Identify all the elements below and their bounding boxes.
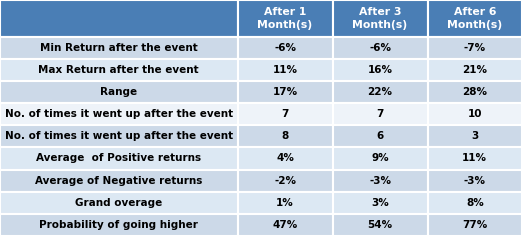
Text: 8: 8 <box>281 131 289 141</box>
Bar <box>333 0 428 37</box>
Bar <box>0 169 238 192</box>
Bar <box>238 81 333 103</box>
Text: 1%: 1% <box>276 198 294 208</box>
Bar <box>238 214 333 236</box>
Text: -6%: -6% <box>274 43 296 53</box>
Bar <box>428 169 522 192</box>
Text: No. of times it went up after the event: No. of times it went up after the event <box>5 131 233 141</box>
Bar <box>0 125 238 147</box>
Bar <box>428 0 522 37</box>
Text: -3%: -3% <box>369 176 391 185</box>
Text: 8%: 8% <box>466 198 484 208</box>
Text: -6%: -6% <box>369 43 391 53</box>
Bar <box>428 81 522 103</box>
Text: After 3
Month(s): After 3 Month(s) <box>352 7 408 30</box>
Bar <box>238 169 333 192</box>
Bar <box>333 103 428 125</box>
Bar <box>0 37 238 59</box>
Bar <box>333 214 428 236</box>
Text: Range: Range <box>100 87 137 97</box>
Bar <box>333 81 428 103</box>
Text: 3%: 3% <box>371 198 389 208</box>
Bar <box>238 0 333 37</box>
Text: Probability of going higher: Probability of going higher <box>39 220 198 230</box>
Text: 54%: 54% <box>367 220 393 230</box>
Text: Average of Negative returns: Average of Negative returns <box>35 176 203 185</box>
Text: 11%: 11% <box>462 153 487 164</box>
Bar <box>428 37 522 59</box>
Text: 7: 7 <box>376 109 384 119</box>
Bar <box>333 59 428 81</box>
Text: 22%: 22% <box>367 87 393 97</box>
Bar <box>333 147 428 169</box>
Text: 16%: 16% <box>367 65 393 75</box>
Text: 6: 6 <box>376 131 384 141</box>
Text: 28%: 28% <box>462 87 487 97</box>
Bar <box>0 0 238 37</box>
Text: 17%: 17% <box>272 87 298 97</box>
Text: Grand overage: Grand overage <box>75 198 162 208</box>
Bar <box>333 169 428 192</box>
Bar <box>428 214 522 236</box>
Bar <box>333 192 428 214</box>
Bar <box>333 37 428 59</box>
Bar <box>238 125 333 147</box>
Bar <box>0 214 238 236</box>
Bar <box>238 192 333 214</box>
Bar <box>428 103 522 125</box>
Text: 9%: 9% <box>371 153 389 164</box>
Bar <box>428 59 522 81</box>
Bar <box>238 37 333 59</box>
Bar <box>428 192 522 214</box>
Text: -3%: -3% <box>464 176 486 185</box>
Text: 7: 7 <box>281 109 289 119</box>
Text: No. of times it went up after the event: No. of times it went up after the event <box>5 109 233 119</box>
Text: 3: 3 <box>471 131 478 141</box>
Text: After 1
Month(s): After 1 Month(s) <box>257 7 313 30</box>
Bar <box>0 103 238 125</box>
Text: Min Return after the event: Min Return after the event <box>40 43 198 53</box>
Text: 10: 10 <box>468 109 482 119</box>
Bar <box>0 192 238 214</box>
Bar <box>0 147 238 169</box>
Bar <box>428 147 522 169</box>
Text: Average  of Positive returns: Average of Positive returns <box>36 153 201 164</box>
Bar <box>238 147 333 169</box>
Bar <box>238 59 333 81</box>
Text: After 6
Month(s): After 6 Month(s) <box>447 7 502 30</box>
Text: 47%: 47% <box>272 220 298 230</box>
Text: 11%: 11% <box>272 65 298 75</box>
Text: 21%: 21% <box>462 65 487 75</box>
Bar <box>333 125 428 147</box>
Text: -7%: -7% <box>464 43 486 53</box>
Bar <box>428 125 522 147</box>
Bar <box>0 59 238 81</box>
Text: 77%: 77% <box>462 220 488 230</box>
Bar <box>238 103 333 125</box>
Bar <box>0 81 238 103</box>
Text: -2%: -2% <box>274 176 296 185</box>
Text: 4%: 4% <box>276 153 294 164</box>
Text: Max Return after the event: Max Return after the event <box>39 65 199 75</box>
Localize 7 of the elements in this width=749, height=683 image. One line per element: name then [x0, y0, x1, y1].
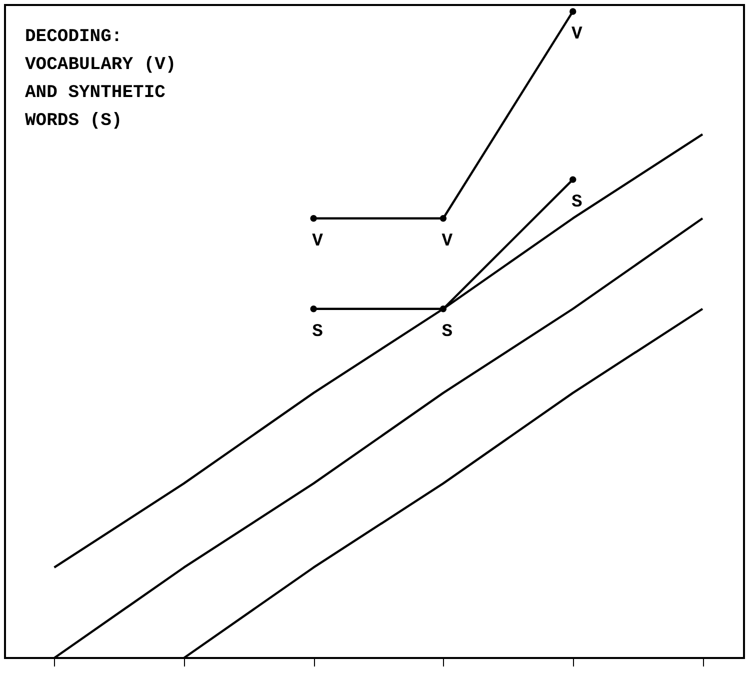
text: DECODING: VOCABULARY (V) AND SYNTHETIC WORDS (S): [25, 27, 176, 131]
text: V: [312, 231, 323, 252]
text: V: [442, 231, 453, 252]
series-label: V: [571, 24, 582, 44]
text: S: [442, 322, 453, 342]
text: S: [312, 322, 323, 342]
series-label: S: [571, 192, 582, 213]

_Description of the task_
Please pick out each line of the rows above that contains the word "returns", and copy those lines out.

_Answer_
Text: Average of Negative returns: Average of Negative returns <box>35 176 203 185</box>
Text: Average  of Positive returns: Average of Positive returns <box>36 153 201 164</box>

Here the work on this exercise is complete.